→ Data for this task:
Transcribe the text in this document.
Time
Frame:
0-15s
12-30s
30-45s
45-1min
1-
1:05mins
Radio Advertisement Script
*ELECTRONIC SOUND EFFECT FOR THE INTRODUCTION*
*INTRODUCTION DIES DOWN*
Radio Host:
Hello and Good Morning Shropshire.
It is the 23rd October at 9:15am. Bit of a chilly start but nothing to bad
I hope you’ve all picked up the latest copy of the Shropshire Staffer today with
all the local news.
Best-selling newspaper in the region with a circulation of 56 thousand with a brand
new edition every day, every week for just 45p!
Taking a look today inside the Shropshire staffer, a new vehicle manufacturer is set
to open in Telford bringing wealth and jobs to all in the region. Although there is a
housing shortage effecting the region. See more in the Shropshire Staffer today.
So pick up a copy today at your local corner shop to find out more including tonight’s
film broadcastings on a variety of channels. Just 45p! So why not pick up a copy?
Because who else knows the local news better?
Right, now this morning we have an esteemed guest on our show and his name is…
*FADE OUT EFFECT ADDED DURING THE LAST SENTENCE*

==

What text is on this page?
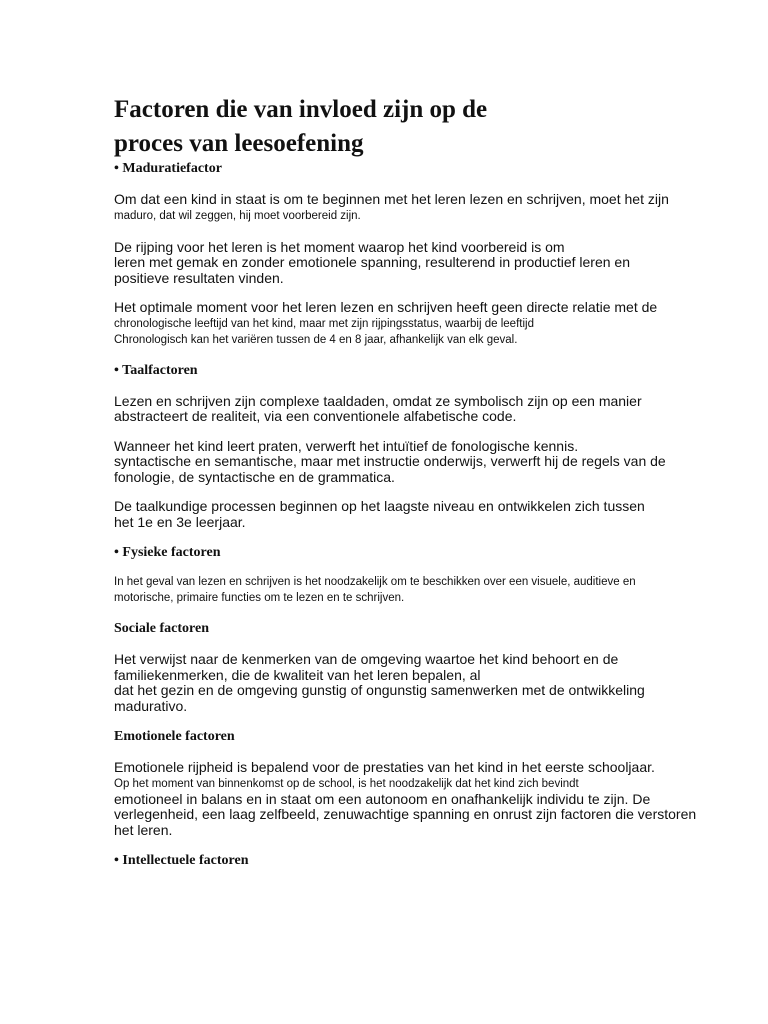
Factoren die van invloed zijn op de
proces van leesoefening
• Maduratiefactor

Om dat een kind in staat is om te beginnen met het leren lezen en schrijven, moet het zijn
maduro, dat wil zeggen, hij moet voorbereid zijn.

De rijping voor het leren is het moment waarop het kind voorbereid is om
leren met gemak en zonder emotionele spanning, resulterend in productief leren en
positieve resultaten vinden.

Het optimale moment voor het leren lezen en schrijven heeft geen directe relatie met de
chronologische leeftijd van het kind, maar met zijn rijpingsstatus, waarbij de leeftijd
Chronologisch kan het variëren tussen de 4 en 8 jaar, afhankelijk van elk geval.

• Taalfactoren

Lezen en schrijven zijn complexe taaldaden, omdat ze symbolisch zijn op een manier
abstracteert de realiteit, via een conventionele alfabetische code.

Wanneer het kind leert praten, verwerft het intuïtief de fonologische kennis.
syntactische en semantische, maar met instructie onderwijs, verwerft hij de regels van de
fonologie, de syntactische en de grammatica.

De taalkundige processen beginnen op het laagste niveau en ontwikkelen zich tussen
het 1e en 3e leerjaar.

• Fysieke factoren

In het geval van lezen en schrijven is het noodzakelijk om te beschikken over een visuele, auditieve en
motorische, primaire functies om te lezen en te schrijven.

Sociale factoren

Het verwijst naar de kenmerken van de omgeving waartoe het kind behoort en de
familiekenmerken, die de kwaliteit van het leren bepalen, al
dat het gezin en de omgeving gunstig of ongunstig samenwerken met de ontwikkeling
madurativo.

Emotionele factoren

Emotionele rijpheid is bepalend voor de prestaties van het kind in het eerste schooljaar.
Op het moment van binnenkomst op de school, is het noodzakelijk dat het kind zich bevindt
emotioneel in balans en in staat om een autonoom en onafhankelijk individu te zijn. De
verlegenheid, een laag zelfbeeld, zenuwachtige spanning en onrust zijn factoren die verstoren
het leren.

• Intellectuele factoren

→ What to produce: The answer is the number of lines in the preceding material that hold "geval"; write that number and nothing else.

→ Exercise answer: 2